> [GOAL] Reproduce every line of the records below, character for character, with nothing changed.

Stored data entries
------------------------------------------------------------------------

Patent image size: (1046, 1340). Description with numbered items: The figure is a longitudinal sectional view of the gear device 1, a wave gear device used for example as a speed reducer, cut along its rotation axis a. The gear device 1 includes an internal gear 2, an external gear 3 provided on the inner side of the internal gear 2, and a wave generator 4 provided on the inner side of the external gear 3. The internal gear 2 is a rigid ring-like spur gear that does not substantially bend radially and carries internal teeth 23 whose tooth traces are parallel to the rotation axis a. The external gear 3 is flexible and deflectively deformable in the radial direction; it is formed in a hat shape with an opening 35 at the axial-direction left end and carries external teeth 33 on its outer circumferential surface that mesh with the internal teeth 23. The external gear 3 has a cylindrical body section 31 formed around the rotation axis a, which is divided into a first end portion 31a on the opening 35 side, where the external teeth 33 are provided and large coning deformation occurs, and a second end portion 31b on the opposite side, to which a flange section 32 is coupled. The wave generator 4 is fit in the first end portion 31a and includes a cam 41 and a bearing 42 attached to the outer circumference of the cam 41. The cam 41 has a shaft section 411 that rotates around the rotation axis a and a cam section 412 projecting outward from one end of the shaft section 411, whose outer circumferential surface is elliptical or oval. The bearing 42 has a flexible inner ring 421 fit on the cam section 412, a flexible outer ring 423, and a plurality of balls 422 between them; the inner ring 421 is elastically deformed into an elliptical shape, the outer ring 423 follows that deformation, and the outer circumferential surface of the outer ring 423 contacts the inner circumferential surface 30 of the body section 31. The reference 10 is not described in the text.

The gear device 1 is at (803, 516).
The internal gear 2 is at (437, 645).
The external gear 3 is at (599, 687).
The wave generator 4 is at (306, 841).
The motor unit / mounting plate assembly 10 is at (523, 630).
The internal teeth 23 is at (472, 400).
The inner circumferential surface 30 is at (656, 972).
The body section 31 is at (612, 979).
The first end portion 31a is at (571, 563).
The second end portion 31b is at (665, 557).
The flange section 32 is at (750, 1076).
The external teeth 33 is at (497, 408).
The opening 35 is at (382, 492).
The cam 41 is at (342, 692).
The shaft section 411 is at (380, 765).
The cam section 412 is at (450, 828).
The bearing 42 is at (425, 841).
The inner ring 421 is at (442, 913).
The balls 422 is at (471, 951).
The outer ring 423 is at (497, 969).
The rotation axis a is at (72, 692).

------------------------------------------------------------------------

> [TASK OUTPUT]
Patent image size: (1046, 1340). Description with numbered items: The figure is a longitudinal sectional view of the gear device 1, a wave gear device used for example as a speed reducer, cut along its rotation axis a. The gear device 1 includes an internal gear 2, an external gear 3 provided on the inner side of the internal gear 2, and a wave generator 4 provided on the inner side of the external gear 3. The internal gear 2 is a rigid ring-like spur gear that does not substantially bend radially and carries internal teeth 23 whose tooth traces are parallel to the rotation axis a. The external gear 3 is flexible and deflectively deformable in the radial direction; it is formed in a hat shape with an opening 35 at the axial-direction left end and carries external teeth 33 on its outer circumferential surface that mesh with the internal teeth 23. The external gear 3 has a cylindrical body section 31 formed around the rotation axis a, which is divided into a first end portion 31a on the opening 35 side, where the external teeth 33 are provided and large coning deformation occurs, and a second end portion 31b on the opposite side, to which a flange section 32 is coupled. The wave generator 4 is fit in the first end portion 31a and includes a cam 41 and a bearing 42 attached to the outer circumference of the cam 41. The cam 41 has a shaft section 411 that rotates around the rotation axis a and a cam section 412 projecting outward from one end of the shaft section 411, whose outer circumferential surface is elliptical or oval. The bearing 42 has a flexible inner ring 421 fit on the cam section 412, a flexible outer ring 423, and a plurality of balls 422 between them; the inner ring 421 is elastically deformed into an elliptical shape, the outer ring 423 follows that deformation, and the outer circumferential surface of the outer ring 423 contacts the inner circumferential surface 30 of the body section 31. The reference 10 is not described in the text.

The gear device 1 is at (803, 516).
The internal gear 2 is at (437, 645).
The external gear 3 is at (599, 687).
The wave generator 4 is at (306, 841).
The motor unit / mounting plate assembly 10 is at (523, 630).
The internal teeth 23 is at (472, 400).
The inner circumferential surface 30 is at (656, 972).
The body section 31 is at (612, 979).
The first end portion 31a is at (571, 563).
The second end portion 31b is at (665, 557).
The flange section 32 is at (750, 1076).
The external teeth 33 is at (497, 408).
The opening 35 is at (382, 492).
The cam 41 is at (342, 692).
The shaft section 411 is at (380, 765).
The cam section 412 is at (450, 828).
The bearing 42 is at (425, 841).
The inner ring 421 is at (442, 913).
The balls 422 is at (471, 951).
The outer ring 423 is at (497, 969).
The rotation axis a is at (72, 692).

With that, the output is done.